_Problem description_. Give the entries again, word for word.

Extracts from a graphics dataset
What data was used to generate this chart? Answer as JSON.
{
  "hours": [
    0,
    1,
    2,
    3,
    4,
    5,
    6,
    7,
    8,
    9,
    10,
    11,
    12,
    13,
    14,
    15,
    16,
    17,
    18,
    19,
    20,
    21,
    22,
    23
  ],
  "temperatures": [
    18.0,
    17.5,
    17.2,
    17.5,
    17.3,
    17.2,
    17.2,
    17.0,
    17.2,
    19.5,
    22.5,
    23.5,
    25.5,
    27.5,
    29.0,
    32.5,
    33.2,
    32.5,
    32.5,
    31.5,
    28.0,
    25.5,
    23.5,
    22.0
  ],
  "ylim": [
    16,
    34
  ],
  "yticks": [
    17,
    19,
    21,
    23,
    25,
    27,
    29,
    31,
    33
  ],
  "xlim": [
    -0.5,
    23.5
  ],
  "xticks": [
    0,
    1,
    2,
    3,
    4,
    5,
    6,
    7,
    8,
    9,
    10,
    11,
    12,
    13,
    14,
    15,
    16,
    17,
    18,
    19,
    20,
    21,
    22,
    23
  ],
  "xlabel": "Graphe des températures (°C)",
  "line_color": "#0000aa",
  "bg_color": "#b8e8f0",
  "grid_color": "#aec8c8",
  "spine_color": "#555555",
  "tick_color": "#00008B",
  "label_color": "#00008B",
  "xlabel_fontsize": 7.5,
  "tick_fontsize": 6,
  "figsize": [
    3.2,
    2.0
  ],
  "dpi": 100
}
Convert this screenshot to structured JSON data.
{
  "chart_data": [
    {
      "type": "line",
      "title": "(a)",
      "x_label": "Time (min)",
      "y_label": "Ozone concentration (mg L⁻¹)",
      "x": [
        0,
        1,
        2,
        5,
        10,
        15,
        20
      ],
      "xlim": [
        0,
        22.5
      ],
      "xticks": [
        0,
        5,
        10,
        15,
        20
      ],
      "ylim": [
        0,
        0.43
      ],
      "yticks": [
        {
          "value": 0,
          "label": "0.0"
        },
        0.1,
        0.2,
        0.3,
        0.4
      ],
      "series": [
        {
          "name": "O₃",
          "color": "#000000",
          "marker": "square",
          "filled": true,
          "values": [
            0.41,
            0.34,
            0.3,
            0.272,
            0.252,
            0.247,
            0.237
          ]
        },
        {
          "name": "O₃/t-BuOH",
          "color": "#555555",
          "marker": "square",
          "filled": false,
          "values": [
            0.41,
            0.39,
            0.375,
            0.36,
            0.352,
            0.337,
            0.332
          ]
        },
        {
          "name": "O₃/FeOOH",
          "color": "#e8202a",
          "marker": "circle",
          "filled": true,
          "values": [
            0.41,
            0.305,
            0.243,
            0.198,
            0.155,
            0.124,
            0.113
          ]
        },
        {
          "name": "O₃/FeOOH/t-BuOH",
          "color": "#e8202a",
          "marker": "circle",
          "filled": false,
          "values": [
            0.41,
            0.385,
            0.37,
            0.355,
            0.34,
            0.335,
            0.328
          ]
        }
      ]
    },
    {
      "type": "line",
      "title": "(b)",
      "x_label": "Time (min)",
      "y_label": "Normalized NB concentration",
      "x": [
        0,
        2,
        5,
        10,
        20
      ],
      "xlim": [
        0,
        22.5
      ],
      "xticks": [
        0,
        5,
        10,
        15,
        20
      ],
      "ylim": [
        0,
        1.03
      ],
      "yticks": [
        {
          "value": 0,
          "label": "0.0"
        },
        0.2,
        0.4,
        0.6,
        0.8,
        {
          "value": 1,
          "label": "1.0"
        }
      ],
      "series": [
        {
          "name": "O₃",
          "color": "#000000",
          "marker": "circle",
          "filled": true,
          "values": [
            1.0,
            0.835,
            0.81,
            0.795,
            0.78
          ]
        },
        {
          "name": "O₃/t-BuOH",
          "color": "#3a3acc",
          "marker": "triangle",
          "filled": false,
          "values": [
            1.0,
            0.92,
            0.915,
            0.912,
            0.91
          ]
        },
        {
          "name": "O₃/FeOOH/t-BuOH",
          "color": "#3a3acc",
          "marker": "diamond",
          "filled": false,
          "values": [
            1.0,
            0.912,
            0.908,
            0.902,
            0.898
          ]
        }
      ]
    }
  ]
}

_Correct response_.
What data was used to generate this chart? Answer as JSON.
{
  "hours": [
    0,
    1,
    2,
    3,
    4,
    5,
    6,
    7,
    8,
    9,
    10,
    11,
    12,
    13,
    14,
    15,
    16,
    17,
    18,
    19,
    20,
    21,
    22,
    23
  ],
  "temperatures": [
    18.0,
    17.5,
    17.2,
    17.5,
    17.3,
    17.2,
    17.2,
    17.0,
    17.2,
    19.5,
    22.5,
    23.5,
    25.5,
    27.5,
    29.0,
    32.5,
    33.2,
    32.5,
    32.5,
    31.5,
    28.0,
    25.5,
    23.5,
    22.0
  ],
  "ylim": [
    16,
    34
  ],
  "yticks": [
    17,
    19,
    21,
    23,
    25,
    27,
    29,
    31,
    33
  ],
  "xlim": [
    -0.5,
    23.5
  ],
  "xticks": [
    0,
    1,
    2,
    3,
    4,
    5,
    6,
    7,
    8,
    9,
    10,
    11,
    12,
    13,
    14,
    15,
    16,
    17,
    18,
    19,
    20,
    21,
    22,
    23
  ],
  "xlabel": "Graphe des températures (°C)",
  "line_color": "#0000aa",
  "bg_color": "#b8e8f0",
  "grid_color": "#aec8c8",
  "spine_color": "#555555",
  "tick_color": "#00008B",
  "label_color": "#00008B",
  "xlabel_fontsize": 7.5,
  "tick_fontsize": 6,
  "figsize": [
    3.2,
    2.0
  ],
  "dpi": 100
}
Convert this screenshot to structured JSON data.
{
  "chart_data": [
    {
      "type": "line",
      "title": "(a)",
      "x_label": "Time (min)",
      "y_label": "Ozone concentration (mg L⁻¹)",
      "x": [
        0,
        1,
        2,
        5,
        10,
        15,
        20
      ],
      "xlim": [
        0,
        22.5
      ],
      "xticks": [
        0,
        5,
        10,
        15,
        20
      ],
      "ylim": [
        0,
        0.43
      ],
      "yticks": [
        {
          "value": 0,
          "label": "0.0"
        },
        0.1,
        0.2,
        0.3,
        0.4
      ],
      "series": [
        {
          "name": "O₃",
          "color": "#000000",
          "marker": "square",
          "filled": true,
          "values": [
            0.41,
            0.34,
            0.3,
            0.272,
            0.252,
            0.247,
            0.237
          ]
        },
        {
          "name": "O₃/t-BuOH",
          "color": "#555555",
          "marker": "square",
          "filled": false,
          "values": [
            0.41,
            0.39,
            0.375,
            0.36,
            0.352,
            0.337,
            0.332
          ]
        },
        {
          "name": "O₃/FeOOH",
          "color": "#e8202a",
          "marker": "circle",
          "filled": true,
          "values": [
            0.41,
            0.305,
            0.243,
            0.198,
            0.155,
            0.124,
            0.113
          ]
        },
        {
          "name": "O₃/FeOOH/t-BuOH",
          "color": "#e8202a",
          "marker": "circle",
          "filled": false,
          "values": [
            0.41,
            0.385,
            0.37,
            0.355,
            0.34,
            0.335,
            0.328
          ]
        }
      ]
    },
    {
      "type": "line",
      "title": "(b)",
      "x_label": "Time (min)",
      "y_label": "Normalized NB concentration",
      "x": [
        0,
        2,
        5,
        10,
        20
      ],
      "xlim": [
        0,
        22.5
      ],
      "xticks": [
        0,
        5,
        10,
        15,
        20
      ],
      "ylim": [
        0,
        1.03
      ],
      "yticks": [
        {
          "value": 0,
          "label": "0.0"
        },
        0.2,
        0.4,
        0.6,
        0.8,
        {
          "value": 1,
          "label": "1.0"
        }
      ],
      "series": [
        {
          "name": "O₃",
          "color": "#000000",
          "marker": "circle",
          "filled": true,
          "values": [
            1.0,
            0.835,
            0.81,
            0.795,
            0.78
          ]
        },
        {
          "name": "O₃/t-BuOH",
          "color": "#3a3acc",
          "marker": "triangle",
          "filled": false,
          "values": [
            1.0,
            0.92,
            0.915,
            0.912,
            0.91
          ]
        },
        {
          "name": "O₃/FeOOH/t-BuOH",
          "color": "#3a3acc",
          "marker": "diamond",
          "filled": false,
          "values": [
            1.0,
            0.912,
            0.908,
            0.902,
            0.898
          ]
        }
      ]
    }
  ]
}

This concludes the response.